**To do:** Scan the lines below for the string "DRAFT" and copy every one that has it.

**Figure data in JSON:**
'''

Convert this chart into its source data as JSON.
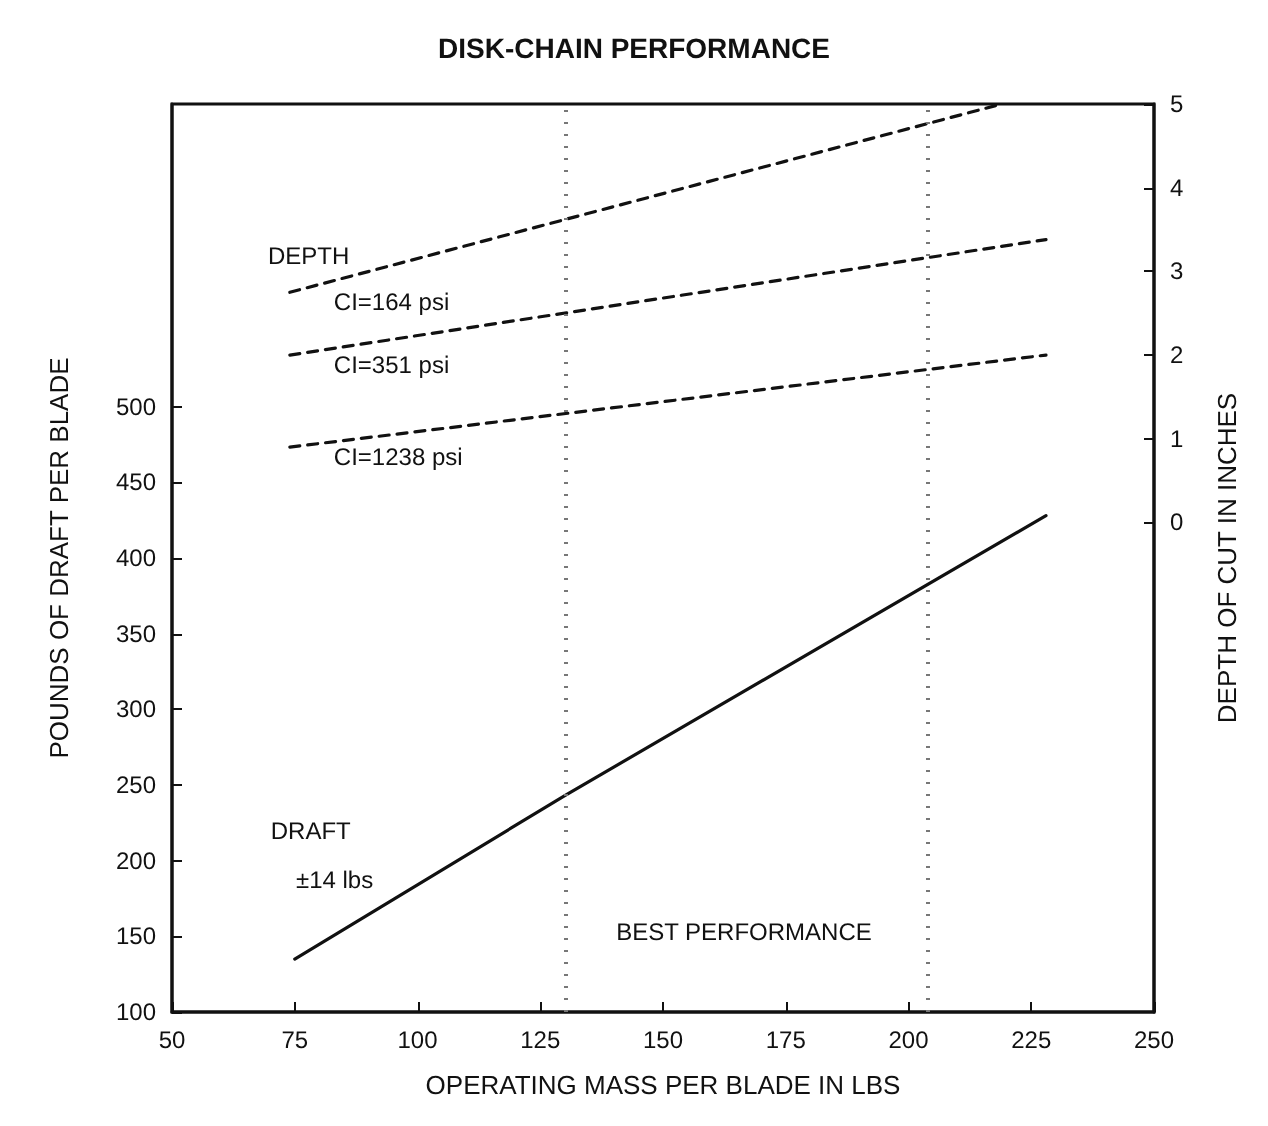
{
  "chart_data": {
    "type": "line",
    "title": "DISK-CHAIN PERFORMANCE",
    "xlabel": "OPERATING MASS PER BLADE IN LBS",
    "ylabel": "POUNDS OF DRAFT PER BLADE",
    "y2label": "DEPTH OF CUT IN INCHES",
    "xlim": [
      50,
      250
    ],
    "xticks": [
      50,
      75,
      100,
      125,
      150,
      175,
      200,
      225,
      250
    ],
    "ylim": [
      100,
      700
    ],
    "yticks": [
      100,
      150,
      200,
      250,
      300,
      350,
      400,
      450,
      500
    ],
    "y2lim": [
      -5.85,
      5
    ],
    "y2ticks": [
      0,
      1,
      2,
      3,
      4,
      5
    ],
    "grid": false,
    "legend": false,
    "marker": "none",
    "series": [
      {
        "name": "CI=164 psi",
        "color": "#111111",
        "axis": "y2",
        "line_style": "dashed",
        "x": [
          74,
          219
        ],
        "values": [
          2.75,
          5
        ]
      },
      {
        "name": "CI=351 psi",
        "color": "#111111",
        "axis": "y2",
        "line_style": "dashed",
        "x": [
          74,
          228
        ],
        "values": [
          2.0,
          3.38
        ]
      },
      {
        "name": "CI=1238 psi",
        "color": "#111111",
        "axis": "y2",
        "line_style": "dashed",
        "x": [
          74,
          228
        ],
        "values": [
          0.9,
          2.0
        ]
      },
      {
        "name": "DRAFT",
        "color": "#111111",
        "axis": "y",
        "line_style": "solid",
        "x": [
          75,
          130,
          228
        ],
        "values": [
          135,
          243,
          428
        ]
      }
    ],
    "ref_lines": [
      {
        "axis": "x",
        "value": 130,
        "color": "#777777",
        "line_style": "dotted"
      },
      {
        "axis": "x",
        "value": 204,
        "color": "#777777",
        "line_style": "dotted"
      }
    ],
    "annotations": [
      "DEPTH",
      "±14 lbs",
      "BEST PERFORMANCE"
    ]
  }
}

'''

**Written solution:**
    "ylabel": "POUNDS OF DRAFT PER BLADE",
        "name": "DRAFT",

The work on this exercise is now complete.